» DATA FOR THIS EXERCISE
##########
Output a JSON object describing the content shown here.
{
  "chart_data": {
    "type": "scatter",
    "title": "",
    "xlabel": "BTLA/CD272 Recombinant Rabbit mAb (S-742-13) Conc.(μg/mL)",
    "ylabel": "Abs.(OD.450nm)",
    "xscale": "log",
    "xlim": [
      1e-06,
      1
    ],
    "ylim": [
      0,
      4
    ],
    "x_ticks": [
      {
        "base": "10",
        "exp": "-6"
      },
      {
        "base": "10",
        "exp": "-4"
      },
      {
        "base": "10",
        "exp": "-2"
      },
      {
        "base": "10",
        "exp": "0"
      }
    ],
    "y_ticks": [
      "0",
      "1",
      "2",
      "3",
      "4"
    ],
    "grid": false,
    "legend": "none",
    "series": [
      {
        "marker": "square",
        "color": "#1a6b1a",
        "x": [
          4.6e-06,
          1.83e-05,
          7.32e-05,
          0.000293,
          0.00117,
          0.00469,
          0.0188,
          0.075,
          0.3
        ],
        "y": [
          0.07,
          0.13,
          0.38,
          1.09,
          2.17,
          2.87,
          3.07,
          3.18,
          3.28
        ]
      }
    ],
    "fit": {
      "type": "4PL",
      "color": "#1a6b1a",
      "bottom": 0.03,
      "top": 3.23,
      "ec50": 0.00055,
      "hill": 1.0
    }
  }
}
##########
» TO BE DONE
Return the entries above exactly as they appear.

» COMPLETE RESPONSE
Output a JSON object describing the content shown here.
{
  "chart_data": {
    "type": "scatter",
    "title": "",
    "xlabel": "BTLA/CD272 Recombinant Rabbit mAb (S-742-13) Conc.(μg/mL)",
    "ylabel": "Abs.(OD.450nm)",
    "xscale": "log",
    "xlim": [
      1e-06,
      1
    ],
    "ylim": [
      0,
      4
    ],
    "x_ticks": [
      {
        "base": "10",
        "exp": "-6"
      },
      {
        "base": "10",
        "exp": "-4"
      },
      {
        "base": "10",
        "exp": "-2"
      },
      {
        "base": "10",
        "exp": "0"
      }
    ],
    "y_ticks": [
      "0",
      "1",
      "2",
      "3",
      "4"
    ],
    "grid": false,
    "legend": "none",
    "series": [
      {
        "marker": "square",
        "color": "#1a6b1a",
        "x": [
          4.6e-06,
          1.83e-05,
          7.32e-05,
          0.000293,
          0.00117,
          0.00469,
          0.0188,
          0.075,
          0.3
        ],
        "y": [
          0.07,
          0.13,
          0.38,
          1.09,
          2.17,
          2.87,
          3.07,
          3.18,
          3.28
        ]
      }
    ],
    "fit": {
      "type": "4PL",
      "color": "#1a6b1a",
      "bottom": 0.03,
      "top": 3.23,
      "ec50": 0.00055,
      "hill": 1.0
    }
  }
}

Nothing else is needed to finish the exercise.